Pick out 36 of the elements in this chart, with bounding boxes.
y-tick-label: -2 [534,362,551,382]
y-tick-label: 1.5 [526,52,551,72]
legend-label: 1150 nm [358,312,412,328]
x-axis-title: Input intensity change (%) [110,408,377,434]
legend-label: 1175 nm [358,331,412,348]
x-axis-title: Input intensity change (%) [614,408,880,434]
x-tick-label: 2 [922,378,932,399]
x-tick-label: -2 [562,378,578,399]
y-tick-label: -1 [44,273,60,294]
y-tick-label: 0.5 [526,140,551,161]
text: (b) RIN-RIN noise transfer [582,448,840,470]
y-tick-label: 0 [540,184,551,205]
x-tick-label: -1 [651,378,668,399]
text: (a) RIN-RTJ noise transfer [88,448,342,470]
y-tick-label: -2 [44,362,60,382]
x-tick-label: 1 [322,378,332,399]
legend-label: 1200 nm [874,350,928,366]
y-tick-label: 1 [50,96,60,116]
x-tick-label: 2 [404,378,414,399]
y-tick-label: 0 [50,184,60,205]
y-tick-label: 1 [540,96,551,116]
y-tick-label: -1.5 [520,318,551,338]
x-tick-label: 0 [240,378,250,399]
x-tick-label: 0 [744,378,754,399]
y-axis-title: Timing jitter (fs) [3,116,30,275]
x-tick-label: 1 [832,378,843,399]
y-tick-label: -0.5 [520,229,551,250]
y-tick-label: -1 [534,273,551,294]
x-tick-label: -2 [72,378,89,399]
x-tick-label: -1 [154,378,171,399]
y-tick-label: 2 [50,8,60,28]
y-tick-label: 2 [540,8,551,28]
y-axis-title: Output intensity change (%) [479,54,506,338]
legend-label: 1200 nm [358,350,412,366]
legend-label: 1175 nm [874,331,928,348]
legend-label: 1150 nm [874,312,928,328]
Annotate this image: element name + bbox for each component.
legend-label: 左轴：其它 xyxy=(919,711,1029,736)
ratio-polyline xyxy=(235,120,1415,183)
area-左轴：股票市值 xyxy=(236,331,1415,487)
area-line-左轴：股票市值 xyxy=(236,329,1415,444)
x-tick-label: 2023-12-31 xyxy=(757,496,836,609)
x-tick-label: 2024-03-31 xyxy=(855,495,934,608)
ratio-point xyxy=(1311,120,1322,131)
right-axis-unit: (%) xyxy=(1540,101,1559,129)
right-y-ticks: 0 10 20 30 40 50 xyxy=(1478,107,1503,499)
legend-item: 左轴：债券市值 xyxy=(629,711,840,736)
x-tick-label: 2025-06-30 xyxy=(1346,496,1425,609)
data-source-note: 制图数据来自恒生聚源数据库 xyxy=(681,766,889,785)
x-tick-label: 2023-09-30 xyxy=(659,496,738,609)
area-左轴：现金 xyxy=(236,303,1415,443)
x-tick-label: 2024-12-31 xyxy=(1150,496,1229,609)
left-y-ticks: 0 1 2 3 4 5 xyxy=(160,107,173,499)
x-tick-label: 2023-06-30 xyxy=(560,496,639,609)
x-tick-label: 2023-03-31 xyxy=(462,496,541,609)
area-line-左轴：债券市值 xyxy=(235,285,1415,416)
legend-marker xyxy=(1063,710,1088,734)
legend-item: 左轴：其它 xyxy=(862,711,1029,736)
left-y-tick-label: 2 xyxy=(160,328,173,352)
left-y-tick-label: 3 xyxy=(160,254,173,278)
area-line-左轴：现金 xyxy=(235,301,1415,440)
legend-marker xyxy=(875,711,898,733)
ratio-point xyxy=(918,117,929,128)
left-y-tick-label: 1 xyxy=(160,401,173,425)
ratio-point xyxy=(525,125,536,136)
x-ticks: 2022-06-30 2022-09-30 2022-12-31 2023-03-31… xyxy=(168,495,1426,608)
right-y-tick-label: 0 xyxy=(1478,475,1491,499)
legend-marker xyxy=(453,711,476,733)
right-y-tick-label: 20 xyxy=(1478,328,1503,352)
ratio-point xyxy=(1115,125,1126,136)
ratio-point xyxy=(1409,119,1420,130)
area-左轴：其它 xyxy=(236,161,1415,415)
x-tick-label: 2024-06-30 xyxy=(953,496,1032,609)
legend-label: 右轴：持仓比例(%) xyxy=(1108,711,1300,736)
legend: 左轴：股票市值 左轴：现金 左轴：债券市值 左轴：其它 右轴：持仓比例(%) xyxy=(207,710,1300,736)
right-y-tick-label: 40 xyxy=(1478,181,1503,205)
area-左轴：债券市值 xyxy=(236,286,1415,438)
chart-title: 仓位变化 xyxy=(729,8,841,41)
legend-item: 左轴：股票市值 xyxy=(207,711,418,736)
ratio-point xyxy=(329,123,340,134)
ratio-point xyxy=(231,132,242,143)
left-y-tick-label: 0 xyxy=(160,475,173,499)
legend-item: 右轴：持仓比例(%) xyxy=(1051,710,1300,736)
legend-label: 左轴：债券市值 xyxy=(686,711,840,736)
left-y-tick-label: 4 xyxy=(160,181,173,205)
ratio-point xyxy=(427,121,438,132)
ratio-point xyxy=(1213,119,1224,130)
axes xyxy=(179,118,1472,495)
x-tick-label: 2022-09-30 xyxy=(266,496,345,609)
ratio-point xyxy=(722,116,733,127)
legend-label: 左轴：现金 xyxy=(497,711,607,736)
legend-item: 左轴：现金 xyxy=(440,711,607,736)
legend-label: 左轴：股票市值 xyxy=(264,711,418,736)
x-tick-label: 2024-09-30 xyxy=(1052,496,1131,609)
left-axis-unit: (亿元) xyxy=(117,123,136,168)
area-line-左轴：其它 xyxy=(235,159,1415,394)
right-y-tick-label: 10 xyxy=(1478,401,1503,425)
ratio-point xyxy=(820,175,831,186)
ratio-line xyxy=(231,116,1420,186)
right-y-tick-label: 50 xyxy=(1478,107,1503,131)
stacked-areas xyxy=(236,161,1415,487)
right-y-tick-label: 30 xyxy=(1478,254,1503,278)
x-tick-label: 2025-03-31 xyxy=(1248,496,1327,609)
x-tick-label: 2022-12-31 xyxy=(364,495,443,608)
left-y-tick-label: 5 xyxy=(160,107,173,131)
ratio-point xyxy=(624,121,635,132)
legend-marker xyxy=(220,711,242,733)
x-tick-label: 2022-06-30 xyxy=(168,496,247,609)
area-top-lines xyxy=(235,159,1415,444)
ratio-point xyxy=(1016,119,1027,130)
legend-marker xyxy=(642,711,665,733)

Task brief: Copy all of the records above line for line, without changing anything.

Output of the task:
Pick out 36 of the elements in this chart, with bounding boxes.
y-tick-label: -2 [534,362,551,382]
y-tick-label: 1.5 [526,52,551,72]
legend-label: 1150 nm [358,312,412,328]
x-axis-title: Input intensity change (%) [110,408,377,434]
legend-label: 1175 nm [358,331,412,348]
x-axis-title: Input intensity change (%) [614,408,880,434]
x-tick-label: 2 [922,378,932,399]
x-tick-label: -2 [562,378,578,399]
y-tick-label: -1 [44,273,60,294]
y-tick-label: 0.5 [526,140,551,161]
text: (b) RIN-RIN noise transfer [582,448,840,470]
y-tick-label: 0 [540,184,551,205]
x-tick-label: -1 [651,378,668,399]
text: (a) RIN-RTJ noise transfer [88,448,342,470]
y-tick-label: -2 [44,362,60,382]
x-tick-label: 1 [322,378,332,399]
legend-label: 1200 nm [874,350,928,366]
y-tick-label: 1 [50,96,60,116]
x-tick-label: 2 [404,378,414,399]
y-tick-label: 0 [50,184,60,205]
y-tick-label: 1 [540,96,551,116]
y-tick-label: -1.5 [520,318,551,338]
x-tick-label: 0 [240,378,250,399]
x-tick-label: 0 [744,378,754,399]
y-axis-title: Timing jitter (fs) [3,116,30,275]
x-tick-label: 1 [832,378,843,399]
y-tick-label: -0.5 [520,229,551,250]
y-tick-label: -1 [534,273,551,294]
x-tick-label: -2 [72,378,89,399]
x-tick-label: -1 [154,378,171,399]
y-tick-label: 2 [50,8,60,28]
y-tick-label: 2 [540,8,551,28]
y-axis-title: Output intensity change (%) [479,54,506,338]
legend-label: 1200 nm [358,350,412,366]
legend-label: 1175 nm [874,331,928,348]
legend-label: 1150 nm [874,312,928,328]
Annotate this image: element name + bbox for each component.
legend-label: 左轴：其它 xyxy=(919,711,1029,736)
ratio-polyline xyxy=(235,120,1415,183)
area-左轴：股票市值 xyxy=(236,331,1415,487)
area-line-左轴：股票市值 xyxy=(236,329,1415,444)
x-tick-label: 2023-12-31 xyxy=(757,496,836,609)
x-tick-label: 2024-03-31 xyxy=(855,495,934,608)
ratio-point xyxy=(1311,120,1322,131)
right-axis-unit: (%) xyxy=(1540,101,1559,129)
right-y-ticks: 0 10 20 30 40 50 xyxy=(1478,107,1503,499)
legend-item: 左轴：债券市值 xyxy=(629,711,840,736)
x-tick-label: 2025-06-30 xyxy=(1346,496,1425,609)
data-source-note: 制图数据来自恒生聚源数据库 xyxy=(681,766,889,785)
x-tick-label: 2023-09-30 xyxy=(659,496,738,609)
area-左轴：现金 xyxy=(236,303,1415,443)
x-tick-label: 2024-12-31 xyxy=(1150,496,1229,609)
left-y-ticks: 0 1 2 3 4 5 xyxy=(160,107,173,499)
x-tick-label: 2023-06-30 xyxy=(560,496,639,609)
x-tick-label: 2023-03-31 xyxy=(462,496,541,609)
area-line-左轴：债券市值 xyxy=(235,285,1415,416)
legend-marker xyxy=(1063,710,1088,734)
legend-item: 左轴：其它 xyxy=(862,711,1029,736)
left-y-tick-label: 2 xyxy=(160,328,173,352)
left-y-tick-label: 3 xyxy=(160,254,173,278)
area-line-左轴：现金 xyxy=(235,301,1415,440)
legend-marker xyxy=(875,711,898,733)
ratio-point xyxy=(918,117,929,128)
left-y-tick-label: 1 xyxy=(160,401,173,425)
ratio-point xyxy=(525,125,536,136)
x-ticks: 2022-06-30 2022-09-30 2022-12-31 2023-03-31… xyxy=(168,495,1426,608)
right-y-tick-label: 0 xyxy=(1478,475,1491,499)
legend-marker xyxy=(453,711,476,733)
right-y-tick-label: 20 xyxy=(1478,328,1503,352)
ratio-point xyxy=(1115,125,1126,136)
ratio-point xyxy=(1409,119,1420,130)
area-左轴：其它 xyxy=(236,161,1415,415)
x-tick-label: 2024-06-30 xyxy=(953,496,1032,609)
legend-label: 右轴：持仓比例(%) xyxy=(1108,711,1300,736)
legend: 左轴：股票市值 左轴：现金 左轴：债券市值 左轴：其它 右轴：持仓比例(%) xyxy=(207,710,1300,736)
right-y-tick-label: 40 xyxy=(1478,181,1503,205)
area-左轴：债券市值 xyxy=(236,286,1415,438)
chart-title: 仓位变化 xyxy=(729,8,841,41)
legend-item: 左轴：股票市值 xyxy=(207,711,418,736)
ratio-point xyxy=(329,123,340,134)
ratio-point xyxy=(231,132,242,143)
left-y-tick-label: 0 xyxy=(160,475,173,499)
legend-item: 右轴：持仓比例(%) xyxy=(1051,710,1300,736)
legend-label: 左轴：债券市值 xyxy=(686,711,840,736)
left-y-tick-label: 4 xyxy=(160,181,173,205)
ratio-point xyxy=(427,121,438,132)
ratio-point xyxy=(1213,119,1224,130)
axes xyxy=(179,118,1472,495)
x-tick-label: 2022-09-30 xyxy=(266,496,345,609)
ratio-point xyxy=(722,116,733,127)
legend-label: 左轴：现金 xyxy=(497,711,607,736)
legend-item: 左轴：现金 xyxy=(440,711,607,736)
legend-label: 左轴：股票市值 xyxy=(264,711,418,736)
x-tick-label: 2024-09-30 xyxy=(1052,496,1131,609)
left-axis-unit: (亿元) xyxy=(117,123,136,168)
area-line-左轴：其它 xyxy=(235,159,1415,394)
right-y-tick-label: 10 xyxy=(1478,401,1503,425)
ratio-point xyxy=(820,175,831,186)
ratio-line xyxy=(231,116,1420,186)
right-y-tick-label: 50 xyxy=(1478,107,1503,131)
stacked-areas xyxy=(236,161,1415,487)
right-y-tick-label: 30 xyxy=(1478,254,1503,278)
x-tick-label: 2025-03-31 xyxy=(1248,496,1327,609)
x-tick-label: 2022-12-31 xyxy=(364,495,443,608)
left-y-tick-label: 5 xyxy=(160,107,173,131)
ratio-point xyxy=(624,121,635,132)
legend-marker xyxy=(220,711,242,733)
x-tick-label: 2022-06-30 xyxy=(168,496,247,609)
area-top-lines xyxy=(235,159,1415,444)
ratio-point xyxy=(1016,119,1027,130)
legend-marker xyxy=(642,711,665,733)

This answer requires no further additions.